• _OBJECTIVE_:
Quote the whole listing word for word, please.

• _INPUT FOR THIS TASK_:
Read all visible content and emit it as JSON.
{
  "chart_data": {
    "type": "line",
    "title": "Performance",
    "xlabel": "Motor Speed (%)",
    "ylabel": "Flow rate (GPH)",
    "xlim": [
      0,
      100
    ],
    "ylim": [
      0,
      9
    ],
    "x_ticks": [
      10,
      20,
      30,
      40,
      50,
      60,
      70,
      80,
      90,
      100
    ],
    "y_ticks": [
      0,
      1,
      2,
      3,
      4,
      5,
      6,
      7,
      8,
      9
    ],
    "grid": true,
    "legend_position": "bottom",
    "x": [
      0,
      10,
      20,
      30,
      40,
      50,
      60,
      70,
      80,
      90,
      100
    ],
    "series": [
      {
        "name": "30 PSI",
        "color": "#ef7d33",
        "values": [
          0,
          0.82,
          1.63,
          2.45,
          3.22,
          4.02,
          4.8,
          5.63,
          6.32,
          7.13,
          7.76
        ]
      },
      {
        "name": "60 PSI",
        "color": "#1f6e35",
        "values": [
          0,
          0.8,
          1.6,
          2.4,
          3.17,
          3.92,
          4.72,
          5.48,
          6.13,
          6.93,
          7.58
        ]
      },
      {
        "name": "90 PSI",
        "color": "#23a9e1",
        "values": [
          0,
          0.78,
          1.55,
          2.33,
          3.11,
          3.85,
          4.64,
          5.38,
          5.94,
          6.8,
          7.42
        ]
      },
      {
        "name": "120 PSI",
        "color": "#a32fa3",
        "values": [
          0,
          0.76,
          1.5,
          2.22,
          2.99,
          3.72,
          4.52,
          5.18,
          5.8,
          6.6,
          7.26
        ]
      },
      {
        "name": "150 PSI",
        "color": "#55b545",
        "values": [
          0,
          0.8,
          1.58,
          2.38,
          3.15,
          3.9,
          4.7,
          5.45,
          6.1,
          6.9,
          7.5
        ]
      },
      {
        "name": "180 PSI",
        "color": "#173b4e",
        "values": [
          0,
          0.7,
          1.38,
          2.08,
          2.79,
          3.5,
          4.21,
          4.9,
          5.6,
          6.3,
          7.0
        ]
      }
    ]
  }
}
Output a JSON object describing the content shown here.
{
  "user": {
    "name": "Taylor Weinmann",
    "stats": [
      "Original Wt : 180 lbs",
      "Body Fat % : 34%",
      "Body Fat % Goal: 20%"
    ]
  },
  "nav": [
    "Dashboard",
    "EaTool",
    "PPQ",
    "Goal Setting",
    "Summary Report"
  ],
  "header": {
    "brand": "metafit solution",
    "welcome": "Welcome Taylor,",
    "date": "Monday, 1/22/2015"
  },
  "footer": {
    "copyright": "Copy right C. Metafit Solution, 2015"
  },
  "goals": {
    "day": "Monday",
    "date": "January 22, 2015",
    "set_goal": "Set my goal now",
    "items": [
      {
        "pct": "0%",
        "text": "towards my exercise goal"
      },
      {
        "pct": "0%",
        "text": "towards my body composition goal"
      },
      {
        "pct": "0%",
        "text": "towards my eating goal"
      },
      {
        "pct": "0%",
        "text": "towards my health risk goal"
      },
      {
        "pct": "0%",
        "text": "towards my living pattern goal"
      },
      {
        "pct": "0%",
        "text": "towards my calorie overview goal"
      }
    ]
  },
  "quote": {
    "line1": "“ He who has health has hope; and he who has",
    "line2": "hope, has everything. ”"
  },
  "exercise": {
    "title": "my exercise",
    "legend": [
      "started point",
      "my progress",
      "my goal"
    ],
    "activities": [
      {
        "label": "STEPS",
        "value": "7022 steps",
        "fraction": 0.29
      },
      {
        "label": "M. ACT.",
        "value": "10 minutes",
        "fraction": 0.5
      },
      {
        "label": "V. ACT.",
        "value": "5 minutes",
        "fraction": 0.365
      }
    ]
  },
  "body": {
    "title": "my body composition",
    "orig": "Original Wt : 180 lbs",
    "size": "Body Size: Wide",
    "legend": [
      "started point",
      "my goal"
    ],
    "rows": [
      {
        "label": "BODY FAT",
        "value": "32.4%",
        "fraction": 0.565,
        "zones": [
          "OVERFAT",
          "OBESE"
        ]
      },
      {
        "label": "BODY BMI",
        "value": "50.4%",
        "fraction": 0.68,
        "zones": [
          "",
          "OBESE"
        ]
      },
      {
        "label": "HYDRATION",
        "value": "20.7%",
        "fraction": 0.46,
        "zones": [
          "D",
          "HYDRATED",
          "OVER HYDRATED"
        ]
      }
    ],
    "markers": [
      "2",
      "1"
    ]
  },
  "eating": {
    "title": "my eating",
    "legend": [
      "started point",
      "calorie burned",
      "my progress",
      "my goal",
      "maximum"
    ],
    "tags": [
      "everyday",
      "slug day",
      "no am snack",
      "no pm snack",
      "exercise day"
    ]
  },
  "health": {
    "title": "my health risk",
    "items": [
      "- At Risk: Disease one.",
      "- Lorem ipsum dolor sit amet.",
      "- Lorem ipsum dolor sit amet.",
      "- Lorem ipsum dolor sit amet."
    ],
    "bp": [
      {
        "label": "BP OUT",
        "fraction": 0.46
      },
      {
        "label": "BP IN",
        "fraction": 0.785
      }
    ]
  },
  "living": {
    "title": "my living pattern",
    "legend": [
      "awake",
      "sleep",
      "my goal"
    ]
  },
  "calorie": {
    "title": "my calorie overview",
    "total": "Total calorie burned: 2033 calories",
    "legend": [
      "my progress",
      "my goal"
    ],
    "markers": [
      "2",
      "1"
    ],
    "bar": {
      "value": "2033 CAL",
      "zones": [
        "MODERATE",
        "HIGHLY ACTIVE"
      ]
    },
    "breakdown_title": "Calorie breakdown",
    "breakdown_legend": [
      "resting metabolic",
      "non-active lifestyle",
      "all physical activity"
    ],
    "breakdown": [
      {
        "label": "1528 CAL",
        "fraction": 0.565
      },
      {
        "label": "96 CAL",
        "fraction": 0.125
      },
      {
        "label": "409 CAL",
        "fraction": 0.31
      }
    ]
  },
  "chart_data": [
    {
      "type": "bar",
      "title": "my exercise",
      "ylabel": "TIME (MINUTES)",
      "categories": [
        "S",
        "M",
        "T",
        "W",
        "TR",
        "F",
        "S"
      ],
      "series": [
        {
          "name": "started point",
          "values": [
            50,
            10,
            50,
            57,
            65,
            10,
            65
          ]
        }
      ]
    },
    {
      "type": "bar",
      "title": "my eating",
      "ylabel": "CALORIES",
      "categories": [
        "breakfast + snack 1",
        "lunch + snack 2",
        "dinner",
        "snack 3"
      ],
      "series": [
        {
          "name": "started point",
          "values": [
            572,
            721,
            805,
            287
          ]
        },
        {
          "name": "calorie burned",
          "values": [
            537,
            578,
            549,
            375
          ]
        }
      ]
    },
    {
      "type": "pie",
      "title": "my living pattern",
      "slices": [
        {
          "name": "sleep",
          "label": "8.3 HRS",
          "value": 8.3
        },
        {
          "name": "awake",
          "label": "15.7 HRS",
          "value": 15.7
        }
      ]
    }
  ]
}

• _FINISHED TASK_:
Read all visible content and emit it as JSON.
{
  "chart_data": {
    "type": "line",
    "title": "Performance",
    "xlabel": "Motor Speed (%)",
    "ylabel": "Flow rate (GPH)",
    "xlim": [
      0,
      100
    ],
    "ylim": [
      0,
      9
    ],
    "x_ticks": [
      10,
      20,
      30,
      40,
      50,
      60,
      70,
      80,
      90,
      100
    ],
    "y_ticks": [
      0,
      1,
      2,
      3,
      4,
      5,
      6,
      7,
      8,
      9
    ],
    "grid": true,
    "legend_position": "bottom",
    "x": [
      0,
      10,
      20,
      30,
      40,
      50,
      60,
      70,
      80,
      90,
      100
    ],
    "series": [
      {
        "name": "30 PSI",
        "color": "#ef7d33",
        "values": [
          0,
          0.82,
          1.63,
          2.45,
          3.22,
          4.02,
          4.8,
          5.63,
          6.32,
          7.13,
          7.76
        ]
      },
      {
        "name": "60 PSI",
        "color": "#1f6e35",
        "values": [
          0,
          0.8,
          1.6,
          2.4,
          3.17,
          3.92,
          4.72,
          5.48,
          6.13,
          6.93,
          7.58
        ]
      },
      {
        "name": "90 PSI",
        "color": "#23a9e1",
        "values": [
          0,
          0.78,
          1.55,
          2.33,
          3.11,
          3.85,
          4.64,
          5.38,
          5.94,
          6.8,
          7.42
        ]
      },
      {
        "name": "120 PSI",
        "color": "#a32fa3",
        "values": [
          0,
          0.76,
          1.5,
          2.22,
          2.99,
          3.72,
          4.52,
          5.18,
          5.8,
          6.6,
          7.26
        ]
      },
      {
        "name": "150 PSI",
        "color": "#55b545",
        "values": [
          0,
          0.8,
          1.58,
          2.38,
          3.15,
          3.9,
          4.7,
          5.45,
          6.1,
          6.9,
          7.5
        ]
      },
      {
        "name": "180 PSI",
        "color": "#173b4e",
        "values": [
          0,
          0.7,
          1.38,
          2.08,
          2.79,
          3.5,
          4.21,
          4.9,
          5.6,
          6.3,
          7.0
        ]
      }
    ]
  }
}
Output a JSON object describing the content shown here.
{
  "user": {
    "name": "Taylor Weinmann",
    "stats": [
      "Original Wt : 180 lbs",
      "Body Fat % : 34%",
      "Body Fat % Goal: 20%"
    ]
  },
  "nav": [
    "Dashboard",
    "EaTool",
    "PPQ",
    "Goal Setting",
    "Summary Report"
  ],
  "header": {
    "brand": "metafit solution",
    "welcome": "Welcome Taylor,",
    "date": "Monday, 1/22/2015"
  },
  "footer": {
    "copyright": "Copy right C. Metafit Solution, 2015"
  },
  "goals": {
    "day": "Monday",
    "date": "January 22, 2015",
    "set_goal": "Set my goal now",
    "items": [
      {
        "pct": "0%",
        "text": "towards my exercise goal"
      },
      {
        "pct": "0%",
        "text": "towards my body composition goal"
      },
      {
        "pct": "0%",
        "text": "towards my eating goal"
      },
      {
        "pct": "0%",
        "text": "towards my health risk goal"
      },
      {
        "pct": "0%",
        "text": "towards my living pattern goal"
      },
      {
        "pct": "0%",
        "text": "towards my calorie overview goal"
      }
    ]
  },
  "quote": {
    "line1": "“ He who has health has hope; and he who has",
    "line2": "hope, has everything. ”"
  },
  "exercise": {
    "title": "my exercise",
    "legend": [
      "started point",
      "my progress",
      "my goal"
    ],
    "activities": [
      {
        "label": "STEPS",
        "value": "7022 steps",
        "fraction": 0.29
      },
      {
        "label": "M. ACT.",
        "value": "10 minutes",
        "fraction": 0.5
      },
      {
        "label": "V. ACT.",
        "value": "5 minutes",
        "fraction": 0.365
      }
    ]
  },
  "body": {
    "title": "my body composition",
    "orig": "Original Wt : 180 lbs",
    "size": "Body Size: Wide",
    "legend": [
      "started point",
      "my goal"
    ],
    "rows": [
      {
        "label": "BODY FAT",
        "value": "32.4%",
        "fraction": 0.565,
        "zones": [
          "OVERFAT",
          "OBESE"
        ]
      },
      {
        "label": "BODY BMI",
        "value": "50.4%",
        "fraction": 0.68,
        "zones": [
          "",
          "OBESE"
        ]
      },
      {
        "label": "HYDRATION",
        "value": "20.7%",
        "fraction": 0.46,
        "zones": [
          "D",
          "HYDRATED",
          "OVER HYDRATED"
        ]
      }
    ],
    "markers": [
      "2",
      "1"
    ]
  },
  "eating": {
    "title": "my eating",
    "legend": [
      "started point",
      "calorie burned",
      "my progress",
      "my goal",
      "maximum"
    ],
    "tags": [
      "everyday",
      "slug day",
      "no am snack",
      "no pm snack",
      "exercise day"
    ]
  },
  "health": {
    "title": "my health risk",
    "items": [
      "- At Risk: Disease one.",
      "- Lorem ipsum dolor sit amet.",
      "- Lorem ipsum dolor sit amet.",
      "- Lorem ipsum dolor sit amet."
    ],
    "bp": [
      {
        "label": "BP OUT",
        "fraction": 0.46
      },
      {
        "label": "BP IN",
        "fraction": 0.785
      }
    ]
  },
  "living": {
    "title": "my living pattern",
    "legend": [
      "awake",
      "sleep",
      "my goal"
    ]
  },
  "calorie": {
    "title": "my calorie overview",
    "total": "Total calorie burned: 2033 calories",
    "legend": [
      "my progress",
      "my goal"
    ],
    "markers": [
      "2",
      "1"
    ],
    "bar": {
      "value": "2033 CAL",
      "zones": [
        "MODERATE",
        "HIGHLY ACTIVE"
      ]
    },
    "breakdown_title": "Calorie breakdown",
    "breakdown_legend": [
      "resting metabolic",
      "non-active lifestyle",
      "all physical activity"
    ],
    "breakdown": [
      {
        "label": "1528 CAL",
        "fraction": 0.565
      },
      {
        "label": "96 CAL",
        "fraction": 0.125
      },
      {
        "label": "409 CAL",
        "fraction": 0.31
      }
    ]
  },
  "chart_data": [
    {
      "type": "bar",
      "title": "my exercise",
      "ylabel": "TIME (MINUTES)",
      "categories": [
        "S",
        "M",
        "T",
        "W",
        "TR",
        "F",
        "S"
      ],
      "series": [
        {
          "name": "started point",
          "values": [
            50,
            10,
            50,
            57,
            65,
            10,
            65
          ]
        }
      ]
    },
    {
      "type": "bar",
      "title": "my eating",
      "ylabel": "CALORIES",
      "categories": [
        "breakfast + snack 1",
        "lunch + snack 2",
        "dinner",
        "snack 3"
      ],
      "series": [
        {
          "name": "started point",
          "values": [
            572,
            721,
            805,
            287
          ]
        },
        {
          "name": "calorie burned",
          "values": [
            537,
            578,
            549,
            375
          ]
        }
      ]
    },
    {
      "type": "pie",
      "title": "my living pattern",
      "slices": [
        {
          "name": "sleep",
          "label": "8.3 HRS",
          "value": 8.3
        },
        {
          "name": "awake",
          "label": "15.7 HRS",
          "value": 15.7
        }
      ]
    }
  ]
}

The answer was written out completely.